- The request:
Return every line in the material below that contains the string "road", copied in full.

- Entries shown:
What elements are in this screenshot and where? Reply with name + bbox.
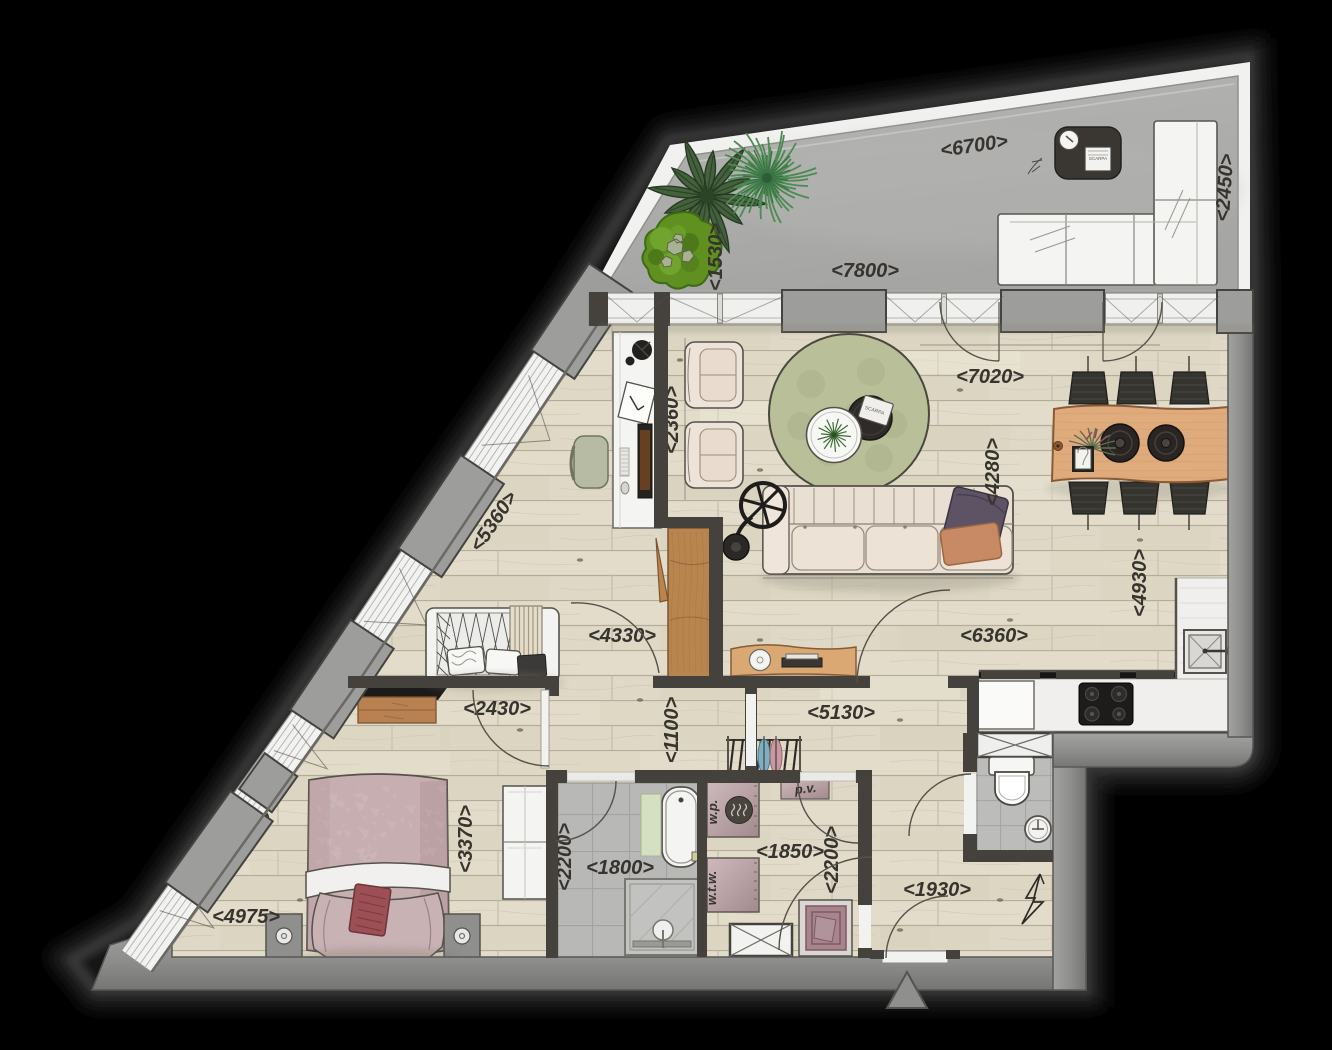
svg-text:<4330>: <4330> [588,625,656,647]
svg-text:<7020>: <7020> [956,366,1024,388]
svg-text:<1930>: <1930> [903,879,971,901]
svg-text:<1530>: <1530> [705,223,727,291]
svg-text:<1100>: <1100> [661,697,683,764]
svg-text:w.p.: w.p. [705,800,720,825]
svg-text:<1850>: <1850> [756,841,824,863]
svg-text:<4280>: <4280> [982,438,1004,506]
svg-text:<5130>: <5130> [807,702,875,724]
svg-text:<6360>: <6360> [960,625,1028,647]
svg-text:<4975>: <4975> [212,906,280,928]
svg-text:<1800>: <1800> [586,857,654,879]
svg-text:<7800>: <7800> [831,260,899,282]
svg-text:<3370>: <3370> [455,805,477,873]
svg-text:<2200>: <2200> [821,826,843,894]
svg-text:<4930>: <4930> [1129,549,1151,617]
svg-text:SCARPA: SCARPA [1089,156,1107,161]
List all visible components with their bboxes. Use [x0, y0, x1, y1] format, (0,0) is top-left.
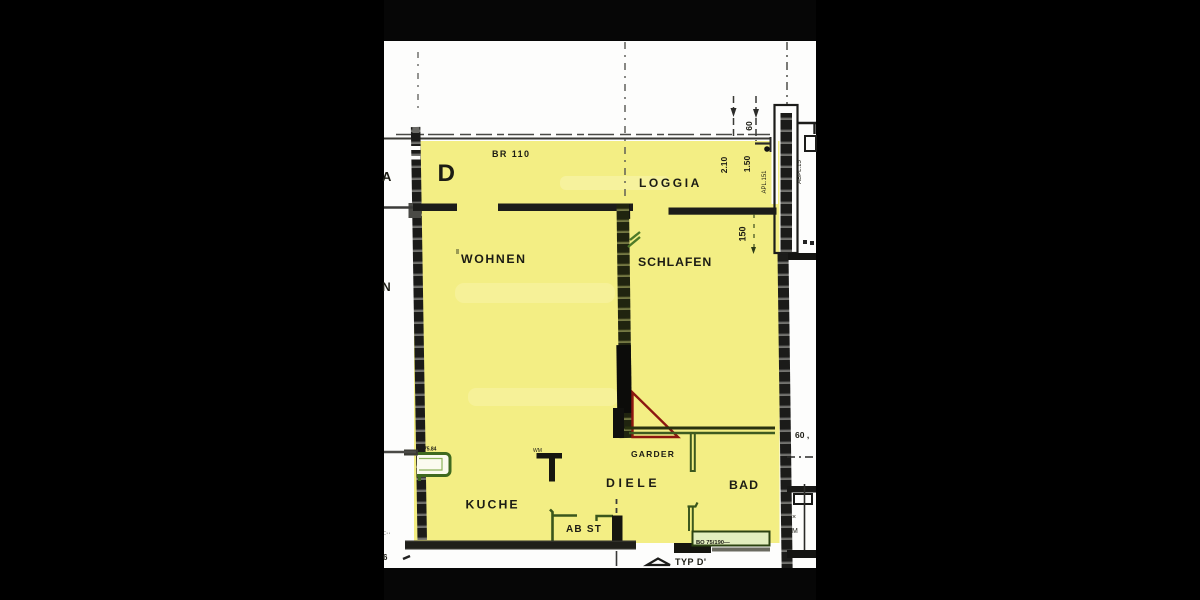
svg-text:10.75.84: 10.75.84 — [417, 447, 437, 453]
svg-text:SCHLAFEN: SCHLAFEN — [638, 255, 712, 269]
svg-text:DIELE: DIELE — [606, 476, 660, 490]
svg-text::··: :·· — [384, 530, 391, 537]
svg-text:A: A — [382, 169, 392, 184]
svg-text:N: N — [382, 280, 391, 294]
svg-text:×: × — [792, 514, 796, 521]
svg-text:ABPL.15: ABPL.15 — [797, 159, 803, 183]
svg-text:AB ST: AB ST — [566, 524, 602, 535]
svg-text:LOGGIA: LOGGIA — [639, 176, 702, 190]
svg-text:BAD: BAD — [729, 478, 759, 492]
svg-text:TYP D': TYP D' — [675, 557, 706, 567]
svg-text:GARDER: GARDER — [631, 449, 675, 459]
svg-text:WOHNEN: WOHNEN — [461, 252, 527, 266]
svg-text:WM: WM — [533, 448, 542, 454]
svg-text:60: 60 — [744, 121, 754, 131]
svg-text:KUCHE: KUCHE — [466, 498, 520, 512]
svg-text:D: D — [438, 160, 456, 187]
svg-text:1.50: 1.50 — [742, 155, 752, 172]
svg-text:60 ,: 60 , — [795, 430, 809, 440]
svg-text:2.10: 2.10 — [719, 156, 729, 173]
svg-text:M: M — [792, 528, 798, 535]
svg-text:BR 110: BR 110 — [492, 149, 530, 159]
svg-text:BO 75/190—: BO 75/190— — [696, 540, 730, 546]
svg-text:6: 6 — [383, 553, 388, 562]
svg-text:APL.151: APL.151 — [762, 170, 768, 194]
svg-text:150: 150 — [738, 226, 748, 241]
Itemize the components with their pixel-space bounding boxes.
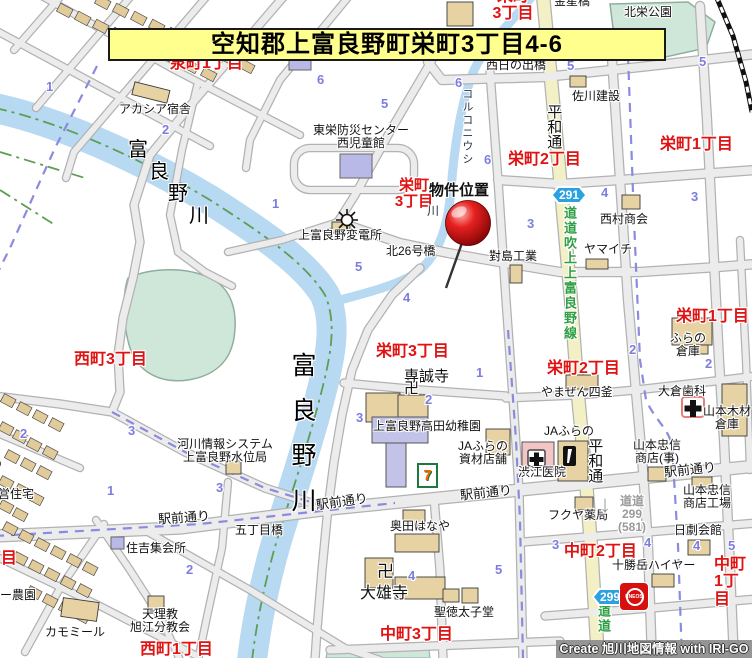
ja-icon <box>563 446 576 466</box>
address-banner: 空知郡上富良野町栄町3丁目4-6 <box>108 28 666 61</box>
property-pin-icon <box>446 201 491 289</box>
road-heiwa-dori-yellow <box>543 0 598 658</box>
map-credit: Create 旭川地図情報 with IRI-GO <box>556 640 752 658</box>
map-canvas <box>0 0 752 658</box>
building-kindergarten <box>372 417 428 443</box>
seven-eleven-icon: 7 <box>417 463 438 488</box>
substation-icon <box>336 209 358 231</box>
eneos-gas-station-icon: ENEOS <box>620 583 648 610</box>
building-sumiyoshi-hall <box>111 537 124 549</box>
hospital-icon-shibue <box>528 450 545 467</box>
building-kindergarten <box>386 443 406 487</box>
route-291-badge: 291 <box>551 186 587 204</box>
map-view[interactable]: 栄町 3丁目泉町1丁目栄町2丁目栄町1丁目栄町 3丁目栄町1丁目栄町2丁目栄町3… <box>0 0 752 658</box>
house-block <box>0 394 98 624</box>
building-jidokan <box>340 154 372 178</box>
park-nishimachi <box>124 270 235 381</box>
road-ekimae-dori <box>0 466 752 536</box>
hospital-icon-okura <box>682 397 704 417</box>
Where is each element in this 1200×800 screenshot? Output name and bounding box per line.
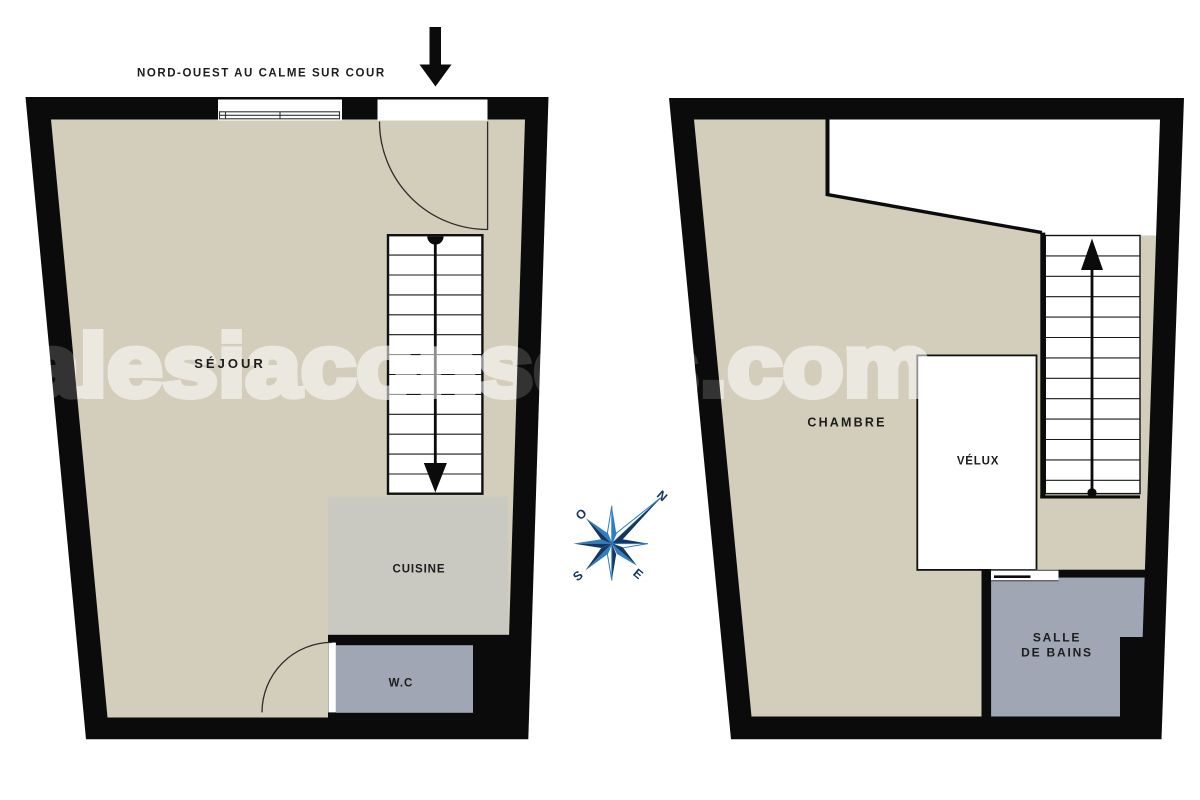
svg-text:W.C: W.C <box>389 678 414 690</box>
svg-text:alesiaconseils.com: alesiaconseils.com <box>24 316 932 415</box>
svg-text:VÉLUX: VÉLUX <box>957 455 999 468</box>
svg-text:CUISINE: CUISINE <box>393 564 446 576</box>
svg-text:DE BAINS: DE BAINS <box>1021 646 1093 660</box>
svg-text:CHAMBRE: CHAMBRE <box>807 416 886 430</box>
svg-text:NORD-OUEST AU CALME SUR COUR: NORD-OUEST AU CALME SUR COUR <box>137 68 386 80</box>
svg-text:SÉJOUR: SÉJOUR <box>194 356 265 371</box>
svg-text:SALLE: SALLE <box>1033 631 1081 645</box>
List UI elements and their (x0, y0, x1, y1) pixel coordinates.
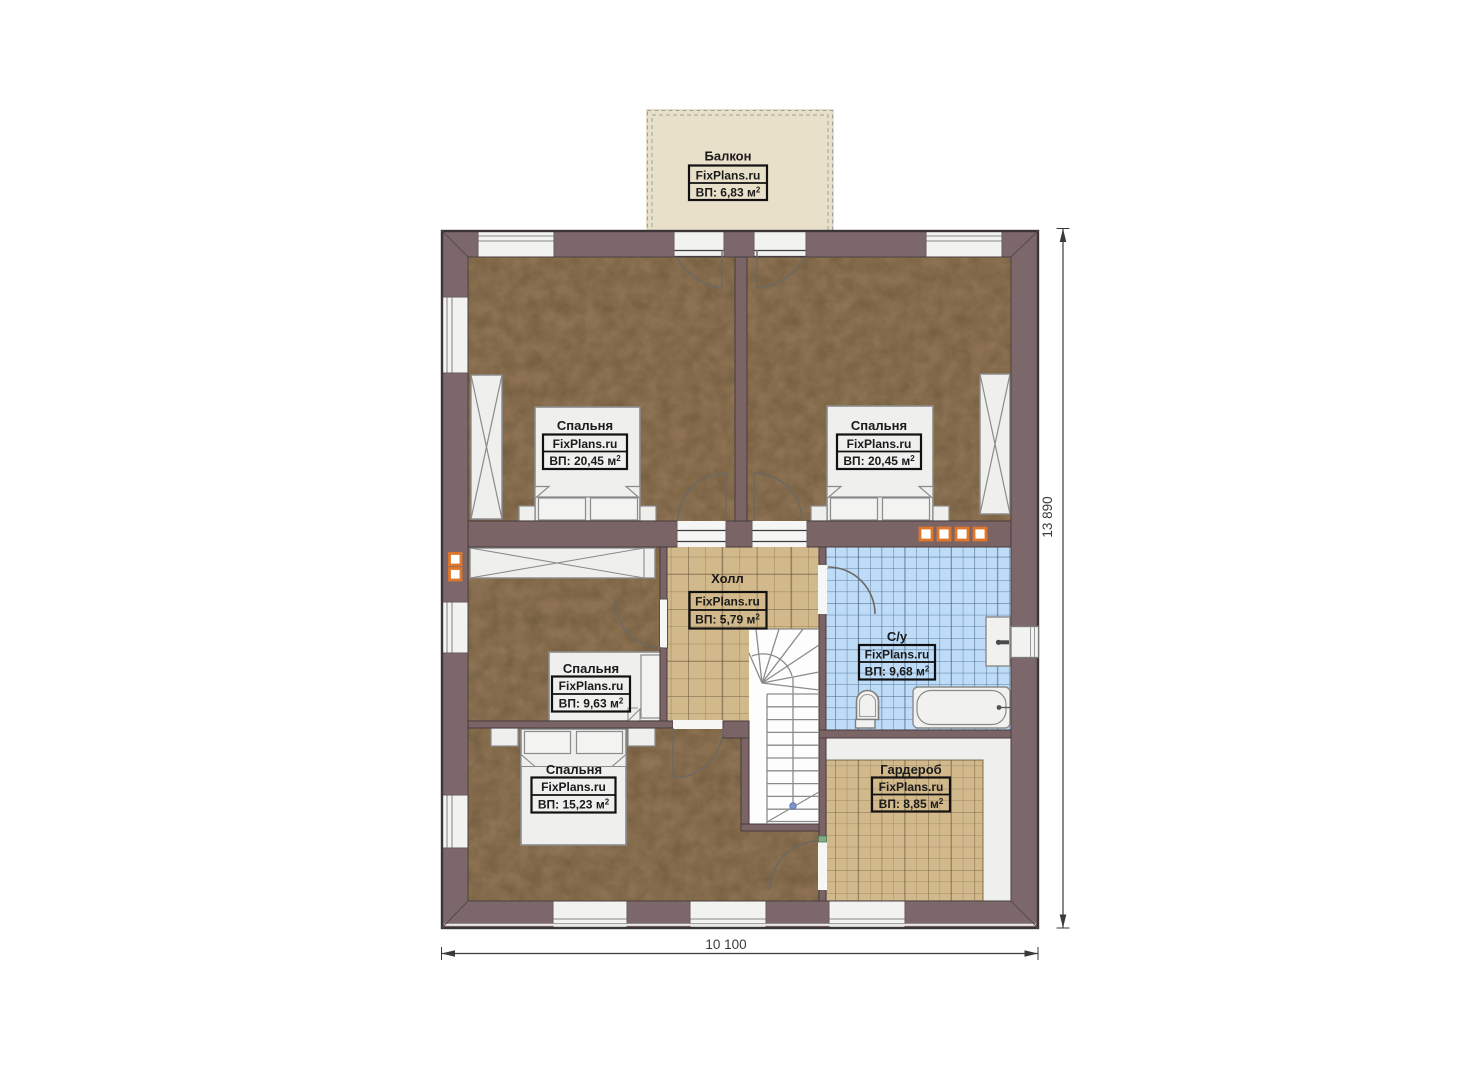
svg-text:13 890: 13 890 (1040, 496, 1055, 537)
svg-text:ВП: 20,45 м2: ВП: 20,45 м2 (843, 454, 915, 468)
svg-text:FixPlans.ru: FixPlans.ru (559, 679, 624, 693)
svg-text:Спальня: Спальня (546, 762, 602, 777)
svg-text:Спальня: Спальня (563, 661, 619, 676)
svg-text:ВП: 15,23 м2: ВП: 15,23 м2 (538, 798, 610, 812)
svg-text:Спальня: Спальня (851, 418, 907, 433)
svg-text:Холл: Холл (711, 571, 744, 586)
svg-text:ВП: 9,63 м2: ВП: 9,63 м2 (559, 697, 624, 711)
svg-text:Балкон: Балкон (705, 149, 752, 164)
svg-text:Гардероб: Гардероб (880, 762, 941, 777)
svg-text:FixPlans.ru: FixPlans.ru (847, 437, 912, 451)
svg-text:ВП: 5,79 м2: ВП: 5,79 м2 (695, 613, 760, 627)
svg-text:FixPlans.ru: FixPlans.ru (696, 169, 761, 183)
svg-text:FixPlans.ru: FixPlans.ru (695, 595, 760, 609)
svg-text:Спальня: Спальня (557, 418, 613, 433)
svg-text:FixPlans.ru: FixPlans.ru (865, 648, 930, 662)
svg-text:С/у: С/у (887, 629, 908, 644)
svg-text:FixPlans.ru: FixPlans.ru (553, 437, 618, 451)
svg-text:10 100: 10 100 (705, 937, 746, 952)
svg-text:FixPlans.ru: FixPlans.ru (879, 780, 944, 794)
svg-text:ВП: 9,68 м2: ВП: 9,68 м2 (865, 665, 930, 679)
svg-text:ВП: 20,45 м2: ВП: 20,45 м2 (549, 454, 621, 468)
svg-text:FixPlans.ru: FixPlans.ru (541, 780, 606, 794)
svg-text:ВП: 6,83 м2: ВП: 6,83 м2 (696, 186, 761, 200)
svg-text:ВП: 8,85 м2: ВП: 8,85 м2 (879, 797, 944, 811)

- Written answer:
road-heiwa-dori-yellow <box>543 0 598 658</box>
road-ekimae-dori <box>0 466 752 536</box>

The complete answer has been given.